Set exercise: Exactly reproduce the lines that follow.
───── Input
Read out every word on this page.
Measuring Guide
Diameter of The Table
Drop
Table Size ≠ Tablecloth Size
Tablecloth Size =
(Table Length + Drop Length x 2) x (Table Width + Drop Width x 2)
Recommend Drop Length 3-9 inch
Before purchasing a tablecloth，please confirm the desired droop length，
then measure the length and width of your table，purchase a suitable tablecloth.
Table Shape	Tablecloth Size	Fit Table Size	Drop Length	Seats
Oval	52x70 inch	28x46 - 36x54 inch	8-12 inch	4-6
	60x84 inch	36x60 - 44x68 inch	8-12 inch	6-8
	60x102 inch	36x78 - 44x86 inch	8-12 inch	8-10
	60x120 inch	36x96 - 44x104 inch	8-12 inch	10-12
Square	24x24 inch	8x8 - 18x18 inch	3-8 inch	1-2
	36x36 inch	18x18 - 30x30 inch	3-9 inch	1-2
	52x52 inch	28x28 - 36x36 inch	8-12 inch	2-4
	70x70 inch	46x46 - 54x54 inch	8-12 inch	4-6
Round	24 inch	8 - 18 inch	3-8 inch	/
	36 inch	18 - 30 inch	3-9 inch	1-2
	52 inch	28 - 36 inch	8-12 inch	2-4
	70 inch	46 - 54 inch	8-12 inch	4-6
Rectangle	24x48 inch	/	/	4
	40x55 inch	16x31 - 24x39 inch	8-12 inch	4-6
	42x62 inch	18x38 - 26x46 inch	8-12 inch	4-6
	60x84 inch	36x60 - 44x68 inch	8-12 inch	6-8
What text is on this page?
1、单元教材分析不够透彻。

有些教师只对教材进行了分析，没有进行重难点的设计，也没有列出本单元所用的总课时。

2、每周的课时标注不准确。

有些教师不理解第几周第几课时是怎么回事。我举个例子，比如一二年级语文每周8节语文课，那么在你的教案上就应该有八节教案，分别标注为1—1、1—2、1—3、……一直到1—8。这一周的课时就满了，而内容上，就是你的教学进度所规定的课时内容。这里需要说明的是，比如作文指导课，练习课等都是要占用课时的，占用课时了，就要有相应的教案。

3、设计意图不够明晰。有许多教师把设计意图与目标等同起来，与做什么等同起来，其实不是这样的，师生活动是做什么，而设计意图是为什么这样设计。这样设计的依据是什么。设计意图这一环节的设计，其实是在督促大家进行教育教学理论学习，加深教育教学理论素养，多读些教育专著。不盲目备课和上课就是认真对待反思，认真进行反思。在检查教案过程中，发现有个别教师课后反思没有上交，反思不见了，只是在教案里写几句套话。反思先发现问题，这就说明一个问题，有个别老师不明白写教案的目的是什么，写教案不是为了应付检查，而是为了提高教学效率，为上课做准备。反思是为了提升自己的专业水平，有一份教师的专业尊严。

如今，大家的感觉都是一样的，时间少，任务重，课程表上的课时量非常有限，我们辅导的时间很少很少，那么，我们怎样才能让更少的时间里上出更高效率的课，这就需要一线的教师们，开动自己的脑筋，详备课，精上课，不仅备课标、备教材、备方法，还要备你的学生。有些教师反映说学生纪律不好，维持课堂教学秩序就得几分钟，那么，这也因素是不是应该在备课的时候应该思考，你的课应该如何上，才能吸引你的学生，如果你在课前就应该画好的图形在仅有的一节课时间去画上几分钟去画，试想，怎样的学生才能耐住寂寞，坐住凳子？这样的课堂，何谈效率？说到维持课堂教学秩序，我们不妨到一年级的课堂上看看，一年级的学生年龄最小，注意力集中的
──────────
Response:
Read out every word on this page.
Measuring Guide
Diameter of The Table
Drop
Table Size ≠ Tablecloth Size
Tablecloth Size =
(Table Length + Drop Length x 2) x (Table Width + Drop Width x 2)
Recommend Drop Length 3-9 inch
Before purchasing a tablecloth，please confirm the desired droop length，
then measure the length and width of your table，purchase a suitable tablecloth.
Table Shape	Tablecloth Size	Fit Table Size	Drop Length	Seats
Oval	52x70 inch	28x46 - 36x54 inch	8-12 inch	4-6
	60x84 inch	36x60 - 44x68 inch	8-12 inch	6-8
	60x102 inch	36x78 - 44x86 inch	8-12 inch	8-10
	60x120 inch	36x96 - 44x104 inch	8-12 inch	10-12
Square	24x24 inch	8x8 - 18x18 inch	3-8 inch	1-2
	36x36 inch	18x18 - 30x30 inch	3-9 inch	1-2
	52x52 inch	28x28 - 36x36 inch	8-12 inch	2-4
	70x70 inch	46x46 - 54x54 inch	8-12 inch	4-6
Round	24 inch	8 - 18 inch	3-8 inch	/
	36 inch	18 - 30 inch	3-9 inch	1-2
	52 inch	28 - 36 inch	8-12 inch	2-4
	70 inch	46 - 54 inch	8-12 inch	4-6
Rectangle	24x48 inch	/	/	4
	40x55 inch	16x31 - 24x39 inch	8-12 inch	4-6
	42x62 inch	18x38 - 26x46 inch	8-12 inch	4-6
	60x84 inch	36x60 - 44x68 inch	8-12 inch	6-8
What text is on this page?
1、单元教材分析不够透彻。

有些教师只对教材进行了分析，没有进行重难点的设计，也没有列出本单元所用的总课时。

2、每周的课时标注不准确。

有些教师不理解第几周第几课时是怎么回事。我举个例子，比如一二年级语文每周8节语文课，那么在你的教案上就应该有八节教案，分别标注为1—1、1—2、1—3、……一直到1—8。这一周的课时就满了，而内容上，就是你的教学进度所规定的课时内容。这里需要说明的是，比如作文指导课，练习课等都是要占用课时的，占用课时了，就要有相应的教案。

3、设计意图不够明晰。有许多教师把设计意图与目标等同起来，与做什么等同起来，其实不是这样的，师生活动是做什么，而设计意图是为什么这样设计。这样设计的依据是什么。设计意图这一环节的设计，其实是在督促大家进行教育教学理论学习，加深教育教学理论素养，多读些教育专著。不盲目备课和上课就是认真对待反思，认真进行反思。在检查教案过程中，发现有个别教师课后反思没有上交，反思不见了，只是在教案里写几句套话。反思先发现问题，这就说明一个问题，有个别老师不明白写教案的目的是什么，写教案不是为了应付检查，而是为了提高教学效率，为上课做准备。反思是为了提升自己的专业水平，有一份教师的专业尊严。

如今，大家的感觉都是一样的，时间少，任务重，课程表上的课时量非常有限，我们辅导的时间很少很少，那么，我们怎样才能让更少的时间里上出更高效率的课，这就需要一线的教师们，开动自己的脑筋，详备课，精上课，不仅备课标、备教材、备方法，还要备你的学生。有些教师反映说学生纪律不好，维持课堂教学秩序就得几分钟，那么，这也因素是不是应该在备课的时候应该思考，你的课应该如何上，才能吸引你的学生，如果你在课前就应该画好的图形在仅有的一节课时间去画上几分钟去画，试想，怎样的学生才能耐住寂寞，坐住凳子？这样的课堂，何谈效率？说到维持课堂教学秩序，我们不妨到一年级的课堂上看看，一年级的学生年龄最小，注意力集中的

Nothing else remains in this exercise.